*DOCUMENT EXTRACT*.
══════════════════════════════

Karen Davenport, director of health policy at the Center for American Progress Action Fund, was a senior program officer at the Robert Wood Johnson Foundation, and a legislative assistant to Senator Bob Kerrey (D-NE).
Teaching All Our Children Well
Cynthia G. Brown
Overview:
All of America’s young people need a high-quality education to prepare them for the changing needs of our workforce and increasingly intense global economic competition. Yet our public education system continues to fail many of America’s students. Inequality continues to plague our public schools and many children do not get the support and opportunities they need before they start formal schooling. Given the international and domestic challenges that better publicly supported education would help allay, the new administration must increase federal investment in effective programs, redesign those that fall short in meeting their goals, and recommend new programs in important but unaddressed areas. The existing and unmet federal commitments to disadvantaged preschoolers and students in elementary, secondary, and postsecondary education institutions must be honored in the short term. Specifically, the new administration should pursue a new pre-school program to be integrated with Head Start, set standards when an education system should reward teachers with more pay who assume greater responsibilities, make substantial investments in middle schools and high schools with high concentrations of low-performing students, and find ways to increase learning time for all students in low-performing schools.
Cynthia G. Brown, director of education policy at the Center for American Progress Action Fund, was the first assistant secretary for civil rights at the Department of Education, and has spent over 35 years working in a variety of professional positions addressing high-quality, equitable public education.
Immigration Reform Can Be Orderly and Fair
Cecilia Munoz
Overview:
The new administration will have to contend with the fractious issue of immigration both because the nation’s security—including economic security—depends on a rational immigration system, and because it may be difficult to accomplish any other domestic policy agenda while the immigration problem remains unresolved. In the short term, the 44th president must shift focus away from destructive workplace and neighborhood raids, and focus instead on abusive employers. This shift should be accompanied by an overhaul of the immigration detention infrastructure, an improved process for processing backlogs for visas and naturalization applications, and a renewed commitment to human rights among the leadership at the Department of Homeland Security. Yet long-term change that ensures that immigration to the United States is orderly and legal will require the new president to work closely with Congress to ensure that comprehensive immigration reform is front and center on the legislative agenda.

══════════════════════════════

*SUPPLIED RECORDS*.
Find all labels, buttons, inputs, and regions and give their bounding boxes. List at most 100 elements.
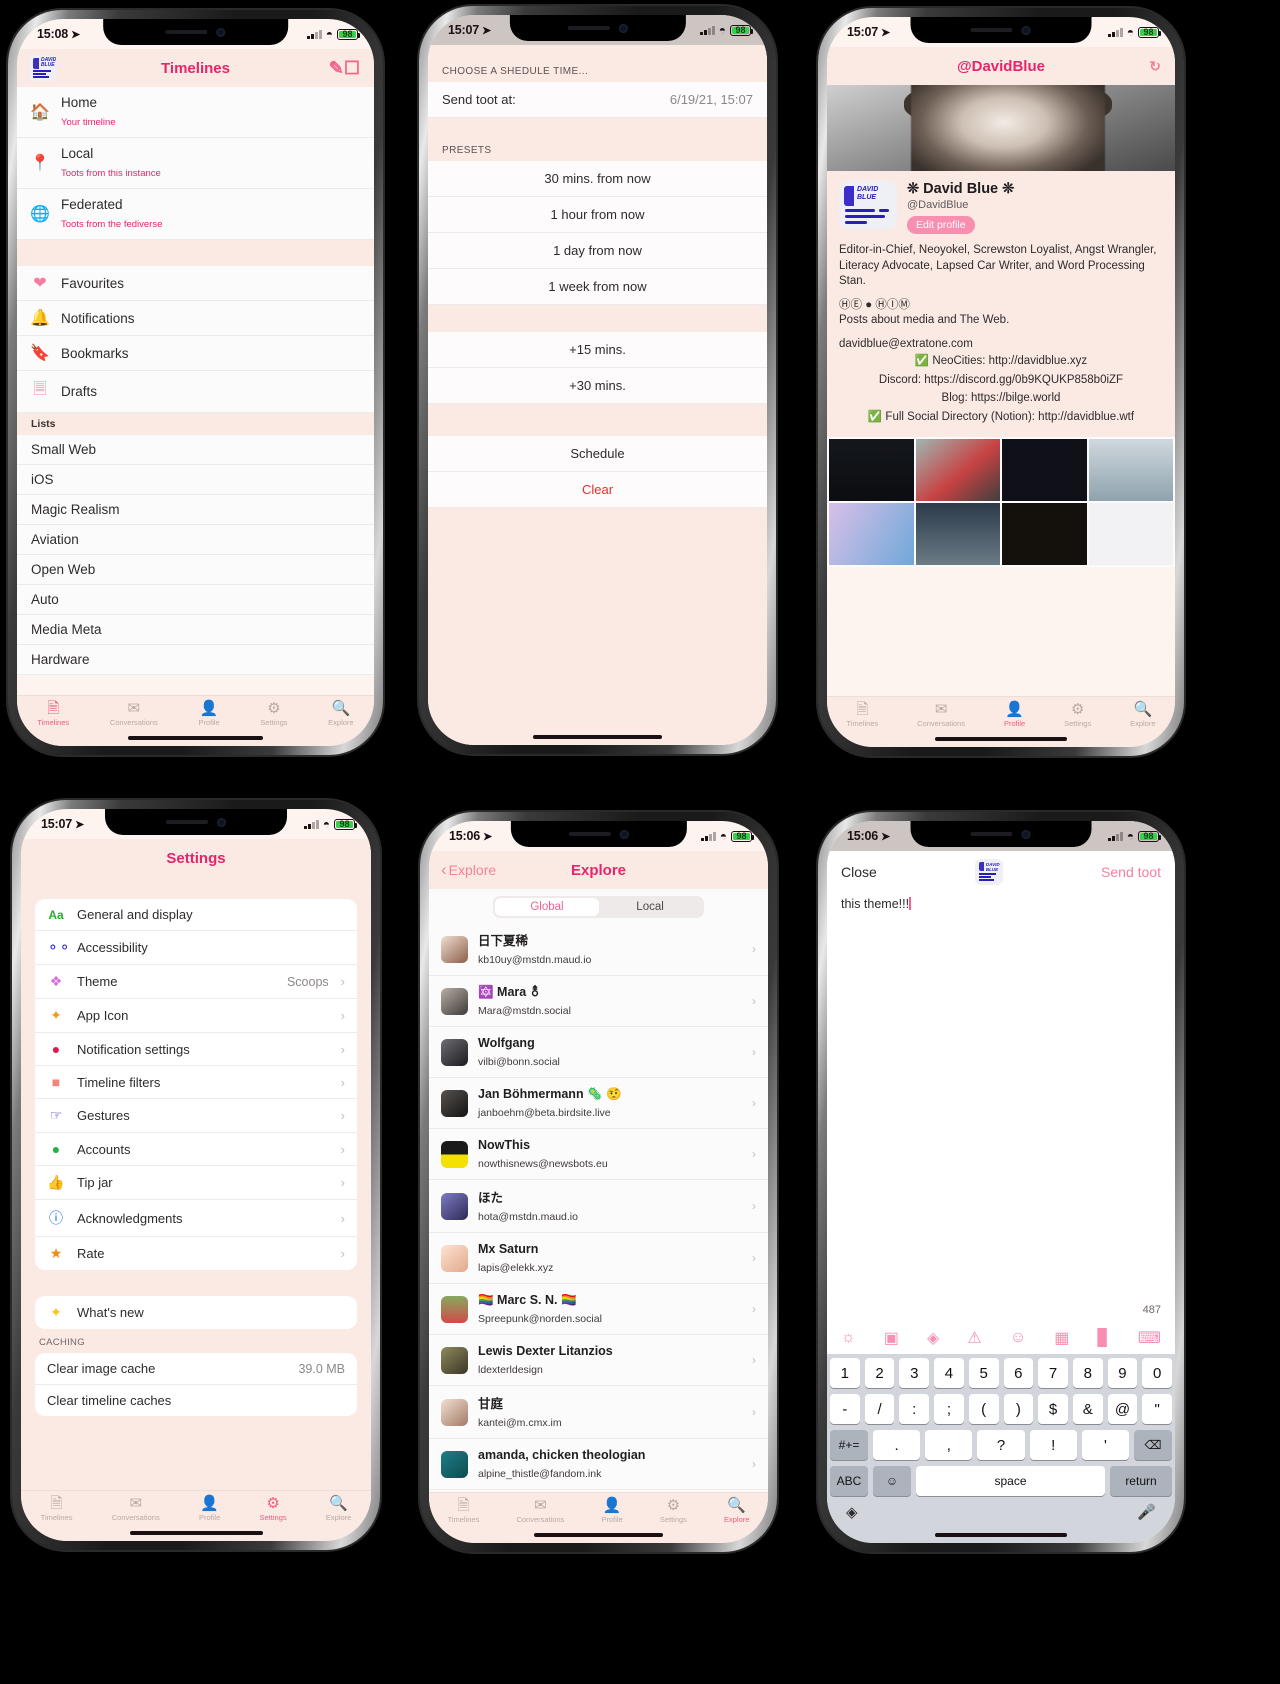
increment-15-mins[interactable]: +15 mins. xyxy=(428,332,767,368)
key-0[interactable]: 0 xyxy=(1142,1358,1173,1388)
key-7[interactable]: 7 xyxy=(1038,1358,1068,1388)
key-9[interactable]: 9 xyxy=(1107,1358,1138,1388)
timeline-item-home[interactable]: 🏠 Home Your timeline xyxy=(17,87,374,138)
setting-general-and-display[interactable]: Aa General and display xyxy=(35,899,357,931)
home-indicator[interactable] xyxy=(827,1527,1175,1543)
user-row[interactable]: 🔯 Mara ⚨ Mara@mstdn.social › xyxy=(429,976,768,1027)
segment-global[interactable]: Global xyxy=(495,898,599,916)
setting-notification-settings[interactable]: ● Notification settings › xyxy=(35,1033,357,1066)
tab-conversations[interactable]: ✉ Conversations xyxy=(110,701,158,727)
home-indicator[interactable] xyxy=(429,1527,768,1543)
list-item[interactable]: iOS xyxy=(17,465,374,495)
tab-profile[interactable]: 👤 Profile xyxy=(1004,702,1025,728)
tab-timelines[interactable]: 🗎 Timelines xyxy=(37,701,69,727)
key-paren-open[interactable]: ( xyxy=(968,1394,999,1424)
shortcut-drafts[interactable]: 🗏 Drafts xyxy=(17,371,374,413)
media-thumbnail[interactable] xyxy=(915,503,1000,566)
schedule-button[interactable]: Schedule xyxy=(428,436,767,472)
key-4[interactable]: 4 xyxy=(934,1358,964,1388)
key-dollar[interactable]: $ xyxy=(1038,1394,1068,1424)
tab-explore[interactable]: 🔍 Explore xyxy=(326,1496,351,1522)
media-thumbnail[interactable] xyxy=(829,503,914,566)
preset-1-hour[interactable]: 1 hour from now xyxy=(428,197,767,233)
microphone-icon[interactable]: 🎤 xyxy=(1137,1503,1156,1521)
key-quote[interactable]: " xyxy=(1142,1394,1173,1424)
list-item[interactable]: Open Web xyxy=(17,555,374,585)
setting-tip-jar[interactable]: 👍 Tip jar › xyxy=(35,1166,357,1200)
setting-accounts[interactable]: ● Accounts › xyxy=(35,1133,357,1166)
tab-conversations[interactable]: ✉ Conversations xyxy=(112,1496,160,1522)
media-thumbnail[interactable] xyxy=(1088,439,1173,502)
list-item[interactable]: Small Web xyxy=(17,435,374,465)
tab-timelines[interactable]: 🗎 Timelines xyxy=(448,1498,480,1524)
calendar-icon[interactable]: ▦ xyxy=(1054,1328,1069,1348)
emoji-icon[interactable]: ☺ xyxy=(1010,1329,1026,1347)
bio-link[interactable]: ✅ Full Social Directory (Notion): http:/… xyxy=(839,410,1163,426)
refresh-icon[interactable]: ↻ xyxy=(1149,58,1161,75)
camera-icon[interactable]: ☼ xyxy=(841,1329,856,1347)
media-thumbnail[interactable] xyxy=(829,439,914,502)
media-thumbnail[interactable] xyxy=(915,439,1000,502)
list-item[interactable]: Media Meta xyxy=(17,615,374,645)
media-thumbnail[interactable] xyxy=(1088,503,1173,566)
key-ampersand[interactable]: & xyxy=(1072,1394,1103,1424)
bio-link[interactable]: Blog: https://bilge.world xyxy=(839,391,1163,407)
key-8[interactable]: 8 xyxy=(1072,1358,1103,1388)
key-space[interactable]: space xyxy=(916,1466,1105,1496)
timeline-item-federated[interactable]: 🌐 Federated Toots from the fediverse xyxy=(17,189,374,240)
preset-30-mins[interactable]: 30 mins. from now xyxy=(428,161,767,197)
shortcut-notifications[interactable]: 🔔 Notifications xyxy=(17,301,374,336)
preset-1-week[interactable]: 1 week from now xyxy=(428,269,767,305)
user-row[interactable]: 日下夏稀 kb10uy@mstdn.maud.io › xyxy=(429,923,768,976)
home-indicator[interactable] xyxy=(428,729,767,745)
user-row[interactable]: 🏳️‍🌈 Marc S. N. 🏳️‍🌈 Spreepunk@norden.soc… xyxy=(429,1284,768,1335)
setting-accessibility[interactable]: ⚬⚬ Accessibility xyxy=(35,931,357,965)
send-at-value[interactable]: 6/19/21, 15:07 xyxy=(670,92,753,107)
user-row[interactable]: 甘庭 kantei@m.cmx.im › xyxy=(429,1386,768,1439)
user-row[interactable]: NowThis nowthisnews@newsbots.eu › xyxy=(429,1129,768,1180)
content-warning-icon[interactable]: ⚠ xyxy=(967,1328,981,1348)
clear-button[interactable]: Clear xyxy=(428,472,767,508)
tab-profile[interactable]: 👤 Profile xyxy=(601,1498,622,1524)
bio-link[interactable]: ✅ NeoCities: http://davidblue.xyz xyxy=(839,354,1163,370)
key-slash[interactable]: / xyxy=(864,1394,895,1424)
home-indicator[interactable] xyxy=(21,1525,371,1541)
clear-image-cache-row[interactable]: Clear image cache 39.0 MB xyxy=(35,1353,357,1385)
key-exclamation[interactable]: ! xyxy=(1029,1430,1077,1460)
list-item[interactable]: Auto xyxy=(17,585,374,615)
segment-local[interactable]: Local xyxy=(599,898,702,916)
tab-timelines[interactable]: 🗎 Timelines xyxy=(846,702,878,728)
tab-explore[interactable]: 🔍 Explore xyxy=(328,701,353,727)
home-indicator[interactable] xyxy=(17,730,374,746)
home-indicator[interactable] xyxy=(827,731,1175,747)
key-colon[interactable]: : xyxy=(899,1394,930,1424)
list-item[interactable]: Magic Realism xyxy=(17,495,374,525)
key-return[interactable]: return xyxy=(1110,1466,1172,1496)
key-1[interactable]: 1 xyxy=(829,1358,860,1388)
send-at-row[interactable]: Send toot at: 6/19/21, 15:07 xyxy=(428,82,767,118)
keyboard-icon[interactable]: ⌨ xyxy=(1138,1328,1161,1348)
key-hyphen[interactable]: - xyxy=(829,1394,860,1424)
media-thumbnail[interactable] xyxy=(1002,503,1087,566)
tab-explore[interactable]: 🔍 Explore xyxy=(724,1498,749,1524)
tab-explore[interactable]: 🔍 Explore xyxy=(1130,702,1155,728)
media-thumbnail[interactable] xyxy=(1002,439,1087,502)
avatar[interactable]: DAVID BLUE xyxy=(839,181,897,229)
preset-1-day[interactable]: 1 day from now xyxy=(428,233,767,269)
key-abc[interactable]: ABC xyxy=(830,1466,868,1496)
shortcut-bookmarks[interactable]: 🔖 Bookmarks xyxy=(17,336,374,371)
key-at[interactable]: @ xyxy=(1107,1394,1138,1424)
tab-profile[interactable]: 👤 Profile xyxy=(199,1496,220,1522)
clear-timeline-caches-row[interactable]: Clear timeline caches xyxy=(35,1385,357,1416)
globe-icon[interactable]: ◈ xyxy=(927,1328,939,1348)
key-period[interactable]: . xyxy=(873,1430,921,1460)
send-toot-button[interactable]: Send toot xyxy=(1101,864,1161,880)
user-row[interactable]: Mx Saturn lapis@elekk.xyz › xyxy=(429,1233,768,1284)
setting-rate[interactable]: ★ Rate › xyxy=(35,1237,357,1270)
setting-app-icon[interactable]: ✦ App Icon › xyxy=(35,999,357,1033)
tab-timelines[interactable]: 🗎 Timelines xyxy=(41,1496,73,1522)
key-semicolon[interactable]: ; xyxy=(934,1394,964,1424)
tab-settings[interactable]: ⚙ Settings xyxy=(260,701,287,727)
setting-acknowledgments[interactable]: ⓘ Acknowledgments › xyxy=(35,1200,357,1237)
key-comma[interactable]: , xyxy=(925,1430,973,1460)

══════════════════════════════

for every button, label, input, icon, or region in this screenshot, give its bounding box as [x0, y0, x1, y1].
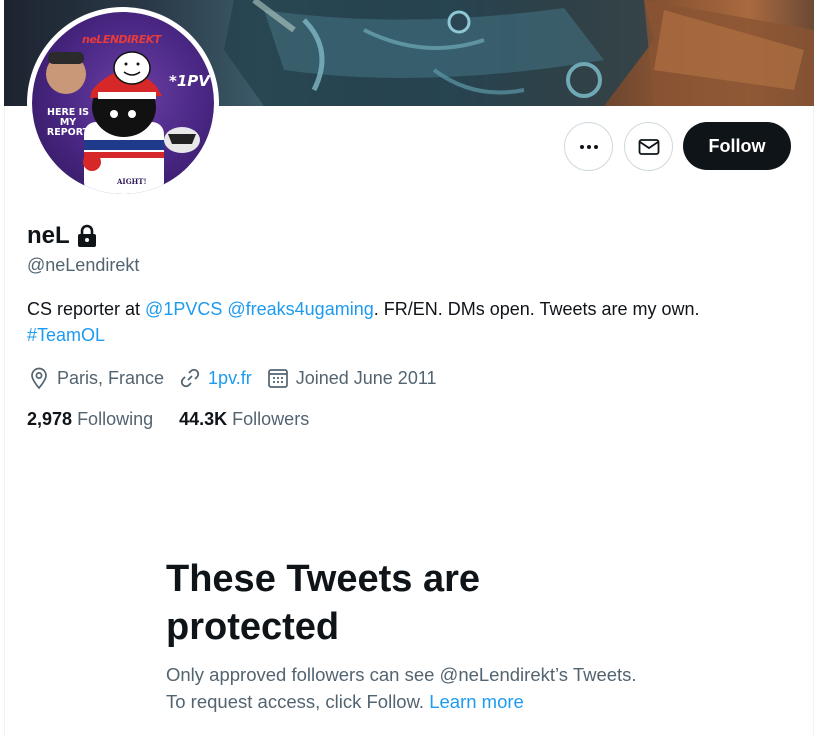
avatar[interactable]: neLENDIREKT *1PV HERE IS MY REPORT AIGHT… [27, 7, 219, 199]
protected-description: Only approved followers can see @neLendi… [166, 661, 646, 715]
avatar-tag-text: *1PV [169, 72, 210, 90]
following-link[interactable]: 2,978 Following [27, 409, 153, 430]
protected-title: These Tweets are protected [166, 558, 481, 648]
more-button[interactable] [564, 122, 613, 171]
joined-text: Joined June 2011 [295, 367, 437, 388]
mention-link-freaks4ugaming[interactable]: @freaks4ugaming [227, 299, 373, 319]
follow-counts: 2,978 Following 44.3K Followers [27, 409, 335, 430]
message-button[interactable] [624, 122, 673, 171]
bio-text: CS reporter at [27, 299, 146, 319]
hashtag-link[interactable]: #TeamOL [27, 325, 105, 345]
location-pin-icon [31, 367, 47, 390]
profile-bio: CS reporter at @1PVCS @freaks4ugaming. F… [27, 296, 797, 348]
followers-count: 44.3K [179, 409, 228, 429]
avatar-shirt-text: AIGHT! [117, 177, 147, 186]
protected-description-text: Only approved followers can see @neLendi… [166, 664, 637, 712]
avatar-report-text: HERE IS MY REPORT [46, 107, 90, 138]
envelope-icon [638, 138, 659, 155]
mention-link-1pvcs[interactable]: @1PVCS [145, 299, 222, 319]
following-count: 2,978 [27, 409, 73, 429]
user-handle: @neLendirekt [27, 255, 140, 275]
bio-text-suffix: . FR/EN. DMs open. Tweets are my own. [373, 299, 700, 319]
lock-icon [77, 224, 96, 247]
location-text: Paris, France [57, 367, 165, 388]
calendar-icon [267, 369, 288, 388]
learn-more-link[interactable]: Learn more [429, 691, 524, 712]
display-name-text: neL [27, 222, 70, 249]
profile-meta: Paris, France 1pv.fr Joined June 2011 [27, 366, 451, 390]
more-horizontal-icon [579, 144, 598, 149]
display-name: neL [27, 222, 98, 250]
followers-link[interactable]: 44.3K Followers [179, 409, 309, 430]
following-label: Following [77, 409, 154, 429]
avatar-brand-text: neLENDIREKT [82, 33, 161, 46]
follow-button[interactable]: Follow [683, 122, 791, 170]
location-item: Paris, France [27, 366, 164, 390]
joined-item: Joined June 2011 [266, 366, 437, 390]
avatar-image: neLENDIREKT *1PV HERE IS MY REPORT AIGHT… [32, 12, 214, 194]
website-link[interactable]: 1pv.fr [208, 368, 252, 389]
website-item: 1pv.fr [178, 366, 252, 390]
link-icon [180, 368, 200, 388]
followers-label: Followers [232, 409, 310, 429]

══════════════════════════════

*EXERCISE DESCRIPTION*.
Extract the passage of the policy overviews from "Cynthia G. Brown, director" up to and including "equitable public education.", copying it word for word. The items come from a separate source.

*SOLUTION TO THE EXERCISE*.
Cynthia G. Brown, director of education policy at the Center for American Progress Action Fund, was the first assistant secretary for civil rights at the Department of Education, and has spent over 35 years working in a variety of professional positions addressing high-quality, equitable public education.